Word for word, restate every line of the material.

[Collected data entries]
============

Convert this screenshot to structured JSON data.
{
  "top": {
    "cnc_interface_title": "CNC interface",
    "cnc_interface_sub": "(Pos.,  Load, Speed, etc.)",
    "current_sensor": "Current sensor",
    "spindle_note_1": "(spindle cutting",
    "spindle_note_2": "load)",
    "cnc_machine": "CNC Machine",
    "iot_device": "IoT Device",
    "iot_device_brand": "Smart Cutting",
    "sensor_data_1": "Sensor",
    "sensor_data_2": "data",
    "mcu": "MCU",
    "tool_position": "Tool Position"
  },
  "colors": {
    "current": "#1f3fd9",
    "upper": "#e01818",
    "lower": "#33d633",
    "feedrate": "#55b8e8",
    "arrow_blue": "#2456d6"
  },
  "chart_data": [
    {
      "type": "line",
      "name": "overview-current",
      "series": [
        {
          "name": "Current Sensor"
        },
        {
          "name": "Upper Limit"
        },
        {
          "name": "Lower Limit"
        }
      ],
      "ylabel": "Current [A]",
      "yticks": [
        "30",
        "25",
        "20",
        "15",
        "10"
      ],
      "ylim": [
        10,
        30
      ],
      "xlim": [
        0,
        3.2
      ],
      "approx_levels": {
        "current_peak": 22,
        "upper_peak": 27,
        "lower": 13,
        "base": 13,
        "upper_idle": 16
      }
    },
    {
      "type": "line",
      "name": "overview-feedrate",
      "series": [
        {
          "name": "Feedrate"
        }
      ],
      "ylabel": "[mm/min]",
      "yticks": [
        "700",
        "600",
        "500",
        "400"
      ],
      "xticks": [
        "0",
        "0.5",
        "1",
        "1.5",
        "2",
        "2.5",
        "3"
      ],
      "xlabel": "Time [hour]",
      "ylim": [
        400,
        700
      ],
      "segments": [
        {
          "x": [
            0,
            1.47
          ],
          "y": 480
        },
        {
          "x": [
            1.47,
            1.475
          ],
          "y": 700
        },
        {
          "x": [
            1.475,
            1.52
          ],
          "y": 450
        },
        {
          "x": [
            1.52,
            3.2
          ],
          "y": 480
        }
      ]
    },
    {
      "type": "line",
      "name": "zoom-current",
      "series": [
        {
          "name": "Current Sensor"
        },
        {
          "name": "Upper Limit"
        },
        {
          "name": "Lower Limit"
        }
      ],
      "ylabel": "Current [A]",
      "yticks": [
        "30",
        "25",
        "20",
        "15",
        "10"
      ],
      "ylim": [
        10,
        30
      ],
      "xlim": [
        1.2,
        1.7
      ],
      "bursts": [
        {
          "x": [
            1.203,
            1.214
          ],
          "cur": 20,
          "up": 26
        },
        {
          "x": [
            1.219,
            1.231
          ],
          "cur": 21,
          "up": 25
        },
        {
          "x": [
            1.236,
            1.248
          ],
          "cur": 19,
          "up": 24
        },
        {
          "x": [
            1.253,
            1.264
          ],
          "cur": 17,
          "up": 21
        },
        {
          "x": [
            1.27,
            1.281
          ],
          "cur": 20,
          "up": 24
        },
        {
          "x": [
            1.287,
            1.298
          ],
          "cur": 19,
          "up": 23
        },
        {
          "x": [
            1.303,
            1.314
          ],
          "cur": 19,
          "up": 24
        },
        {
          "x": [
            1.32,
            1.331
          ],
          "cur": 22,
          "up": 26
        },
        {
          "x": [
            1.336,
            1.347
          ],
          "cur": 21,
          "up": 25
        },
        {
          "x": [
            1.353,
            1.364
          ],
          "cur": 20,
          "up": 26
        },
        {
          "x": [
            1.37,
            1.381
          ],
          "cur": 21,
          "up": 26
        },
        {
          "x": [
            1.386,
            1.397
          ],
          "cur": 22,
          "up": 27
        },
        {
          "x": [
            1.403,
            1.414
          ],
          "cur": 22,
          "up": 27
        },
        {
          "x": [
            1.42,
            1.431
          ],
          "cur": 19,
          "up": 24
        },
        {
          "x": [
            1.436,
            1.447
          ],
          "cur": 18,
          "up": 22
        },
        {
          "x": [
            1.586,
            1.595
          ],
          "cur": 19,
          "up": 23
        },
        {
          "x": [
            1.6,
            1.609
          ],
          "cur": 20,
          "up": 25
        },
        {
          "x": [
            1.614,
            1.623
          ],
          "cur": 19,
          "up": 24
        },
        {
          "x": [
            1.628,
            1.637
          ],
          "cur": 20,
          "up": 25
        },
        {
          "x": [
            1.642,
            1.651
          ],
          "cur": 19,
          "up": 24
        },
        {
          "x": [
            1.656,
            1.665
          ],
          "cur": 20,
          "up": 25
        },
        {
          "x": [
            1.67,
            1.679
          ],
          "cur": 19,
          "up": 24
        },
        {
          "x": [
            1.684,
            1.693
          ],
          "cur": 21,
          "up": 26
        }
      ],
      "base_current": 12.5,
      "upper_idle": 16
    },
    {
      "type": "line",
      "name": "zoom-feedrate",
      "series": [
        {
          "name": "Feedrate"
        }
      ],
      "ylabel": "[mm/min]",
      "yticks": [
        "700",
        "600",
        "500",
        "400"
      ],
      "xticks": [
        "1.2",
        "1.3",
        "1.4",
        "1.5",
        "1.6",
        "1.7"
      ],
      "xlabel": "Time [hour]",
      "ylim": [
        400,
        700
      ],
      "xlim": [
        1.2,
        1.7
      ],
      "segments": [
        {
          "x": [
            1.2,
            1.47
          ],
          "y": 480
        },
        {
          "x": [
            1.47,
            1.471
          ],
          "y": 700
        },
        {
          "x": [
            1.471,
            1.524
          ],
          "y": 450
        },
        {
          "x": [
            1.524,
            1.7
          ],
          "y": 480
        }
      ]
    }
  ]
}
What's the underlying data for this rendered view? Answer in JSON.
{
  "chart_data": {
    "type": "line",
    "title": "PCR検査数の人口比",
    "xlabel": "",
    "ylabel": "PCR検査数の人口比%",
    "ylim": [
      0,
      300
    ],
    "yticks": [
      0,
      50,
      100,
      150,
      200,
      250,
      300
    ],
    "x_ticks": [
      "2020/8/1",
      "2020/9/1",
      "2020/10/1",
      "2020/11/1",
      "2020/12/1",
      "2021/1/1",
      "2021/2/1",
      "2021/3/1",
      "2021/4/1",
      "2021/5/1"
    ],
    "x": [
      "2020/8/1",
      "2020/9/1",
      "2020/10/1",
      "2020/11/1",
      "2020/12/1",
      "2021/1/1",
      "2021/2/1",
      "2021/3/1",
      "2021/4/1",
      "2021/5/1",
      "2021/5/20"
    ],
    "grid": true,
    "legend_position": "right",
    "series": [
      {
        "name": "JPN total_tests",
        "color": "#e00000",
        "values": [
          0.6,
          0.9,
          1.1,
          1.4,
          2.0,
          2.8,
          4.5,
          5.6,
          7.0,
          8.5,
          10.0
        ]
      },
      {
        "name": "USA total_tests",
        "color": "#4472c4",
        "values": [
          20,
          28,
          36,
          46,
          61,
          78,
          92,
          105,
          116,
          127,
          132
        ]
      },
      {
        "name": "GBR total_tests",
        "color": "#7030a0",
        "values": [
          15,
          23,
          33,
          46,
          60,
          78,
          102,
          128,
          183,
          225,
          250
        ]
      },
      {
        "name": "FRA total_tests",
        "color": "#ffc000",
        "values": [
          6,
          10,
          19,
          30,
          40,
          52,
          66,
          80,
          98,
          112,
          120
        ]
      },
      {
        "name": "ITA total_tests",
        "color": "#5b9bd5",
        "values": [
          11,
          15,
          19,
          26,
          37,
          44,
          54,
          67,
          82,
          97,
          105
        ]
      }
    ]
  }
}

============

Answer to the task =
Convert this screenshot to structured JSON data.
{
  "top": {
    "cnc_interface_title": "CNC interface",
    "cnc_interface_sub": "(Pos.,  Load, Speed, etc.)",
    "current_sensor": "Current sensor",
    "spindle_note_1": "(spindle cutting",
    "spindle_note_2": "load)",
    "cnc_machine": "CNC Machine",
    "iot_device": "IoT Device",
    "iot_device_brand": "Smart Cutting",
    "sensor_data_1": "Sensor",
    "sensor_data_2": "data",
    "mcu": "MCU",
    "tool_position": "Tool Position"
  },
  "colors": {
    "current": "#1f3fd9",
    "upper": "#e01818",
    "lower": "#33d633",
    "feedrate": "#55b8e8",
    "arrow_blue": "#2456d6"
  },
  "chart_data": [
    {
      "type": "line",
      "name": "overview-current",
      "series": [
        {
          "name": "Current Sensor"
        },
        {
          "name": "Upper Limit"
        },
        {
          "name": "Lower Limit"
        }
      ],
      "ylabel": "Current [A]",
      "yticks": [
        "30",
        "25",
        "20",
        "15",
        "10"
      ],
      "ylim": [
        10,
        30
      ],
      "xlim": [
        0,
        3.2
      ],
      "approx_levels": {
        "current_peak": 22,
        "upper_peak": 27,
        "lower": 13,
        "base": 13,
        "upper_idle": 16
      }
    },
    {
      "type": "line",
      "name": "overview-feedrate",
      "series": [
        {
          "name": "Feedrate"
        }
      ],
      "ylabel": "[mm/min]",
      "yticks": [
        "700",
        "600",
        "500",
        "400"
      ],
      "xticks": [
        "0",
        "0.5",
        "1",
        "1.5",
        "2",
        "2.5",
        "3"
      ],
      "xlabel": "Time [hour]",
      "ylim": [
        400,
        700
      ],
      "segments": [
        {
          "x": [
            0,
            1.47
          ],
          "y": 480
        },
        {
          "x": [
            1.47,
            1.475
          ],
          "y": 700
        },
        {
          "x": [
            1.475,
            1.52
          ],
          "y": 450
        },
        {
          "x": [
            1.52,
            3.2
          ],
          "y": 480
        }
      ]
    },
    {
      "type": "line",
      "name": "zoom-current",
      "series": [
        {
          "name": "Current Sensor"
        },
        {
          "name": "Upper Limit"
        },
        {
          "name": "Lower Limit"
        }
      ],
      "ylabel": "Current [A]",
      "yticks": [
        "30",
        "25",
        "20",
        "15",
        "10"
      ],
      "ylim": [
        10,
        30
      ],
      "xlim": [
        1.2,
        1.7
      ],
      "bursts": [
        {
          "x": [
            1.203,
            1.214
          ],
          "cur": 20,
          "up": 26
        },
        {
          "x": [
            1.219,
            1.231
          ],
          "cur": 21,
          "up": 25
        },
        {
          "x": [
            1.236,
            1.248
          ],
          "cur": 19,
          "up": 24
        },
        {
          "x": [
            1.253,
            1.264
          ],
          "cur": 17,
          "up": 21
        },
        {
          "x": [
            1.27,
            1.281
          ],
          "cur": 20,
          "up": 24
        },
        {
          "x": [
            1.287,
            1.298
          ],
          "cur": 19,
          "up": 23
        },
        {
          "x": [
            1.303,
            1.314
          ],
          "cur": 19,
          "up": 24
        },
        {
          "x": [
            1.32,
            1.331
          ],
          "cur": 22,
          "up": 26
        },
        {
          "x": [
            1.336,
            1.347
          ],
          "cur": 21,
          "up": 25
        },
        {
          "x": [
            1.353,
            1.364
          ],
          "cur": 20,
          "up": 26
        },
        {
          "x": [
            1.37,
            1.381
          ],
          "cur": 21,
          "up": 26
        },
        {
          "x": [
            1.386,
            1.397
          ],
          "cur": 22,
          "up": 27
        },
        {
          "x": [
            1.403,
            1.414
          ],
          "cur": 22,
          "up": 27
        },
        {
          "x": [
            1.42,
            1.431
          ],
          "cur": 19,
          "up": 24
        },
        {
          "x": [
            1.436,
            1.447
          ],
          "cur": 18,
          "up": 22
        },
        {
          "x": [
            1.586,
            1.595
          ],
          "cur": 19,
          "up": 23
        },
        {
          "x": [
            1.6,
            1.609
          ],
          "cur": 20,
          "up": 25
        },
        {
          "x": [
            1.614,
            1.623
          ],
          "cur": 19,
          "up": 24
        },
        {
          "x": [
            1.628,
            1.637
          ],
          "cur": 20,
          "up": 25
        },
        {
          "x": [
            1.642,
            1.651
          ],
          "cur": 19,
          "up": 24
        },
        {
          "x": [
            1.656,
            1.665
          ],
          "cur": 20,
          "up": 25
        },
        {
          "x": [
            1.67,
            1.679
          ],
          "cur": 19,
          "up": 24
        },
        {
          "x": [
            1.684,
            1.693
          ],
          "cur": 21,
          "up": 26
        }
      ],
      "base_current": 12.5,
      "upper_idle": 16
    },
    {
      "type": "line",
      "name": "zoom-feedrate",
      "series": [
        {
          "name": "Feedrate"
        }
      ],
      "ylabel": "[mm/min]",
      "yticks": [
        "700",
        "600",
        "500",
        "400"
      ],
      "xticks": [
        "1.2",
        "1.3",
        "1.4",
        "1.5",
        "1.6",
        "1.7"
      ],
      "xlabel": "Time [hour]",
      "ylim": [
        400,
        700
      ],
      "xlim": [
        1.2,
        1.7
      ],
      "segments": [
        {
          "x": [
            1.2,
            1.47
          ],
          "y": 480
        },
        {
          "x": [
            1.47,
            1.471
          ],
          "y": 700
        },
        {
          "x": [
            1.471,
            1.524
          ],
          "y": 450
        },
        {
          "x": [
            1.524,
            1.7
          ],
          "y": 480
        }
      ]
    }
  ]
}
What's the underlying data for this rendered view? Answer in JSON.
{
  "chart_data": {
    "type": "line",
    "title": "PCR検査数の人口比",
    "xlabel": "",
    "ylabel": "PCR検査数の人口比%",
    "ylim": [
      0,
      300
    ],
    "yticks": [
      0,
      50,
      100,
      150,
      200,
      250,
      300
    ],
    "x_ticks": [
      "2020/8/1",
      "2020/9/1",
      "2020/10/1",
      "2020/11/1",
      "2020/12/1",
      "2021/1/1",
      "2021/2/1",
      "2021/3/1",
      "2021/4/1",
      "2021/5/1"
    ],
    "x": [
      "2020/8/1",
      "2020/9/1",
      "2020/10/1",
      "2020/11/1",
      "2020/12/1",
      "2021/1/1",
      "2021/2/1",
      "2021/3/1",
      "2021/4/1",
      "2021/5/1",
      "2021/5/20"
    ],
    "grid": true,
    "legend_position": "right",
    "series": [
      {
        "name": "JPN total_tests",
        "color": "#e00000",
        "values": [
          0.6,
          0.9,
          1.1,
          1.4,
          2.0,
          2.8,
          4.5,
          5.6,
          7.0,
          8.5,
          10.0
        ]
      },
      {
        "name": "USA total_tests",
        "color": "#4472c4",
        "values": [
          20,
          28,
          36,
          46,
          61,
          78,
          92,
          105,
          116,
          127,
          132
        ]
      },
      {
        "name": "GBR total_tests",
        "color": "#7030a0",
        "values": [
          15,
          23,
          33,
          46,
          60,
          78,
          102,
          128,
          183,
          225,
          250
        ]
      },
      {
        "name": "FRA total_tests",
        "color": "#ffc000",
        "values": [
          6,
          10,
          19,
          30,
          40,
          52,
          66,
          80,
          98,
          112,
          120
        ]
      },
      {
        "name": "ITA total_tests",
        "color": "#5b9bd5",
        "values": [
          11,
          15,
          19,
          26,
          37,
          44,
          54,
          67,
          82,
          97,
          105
        ]
      }
    ]
  }
}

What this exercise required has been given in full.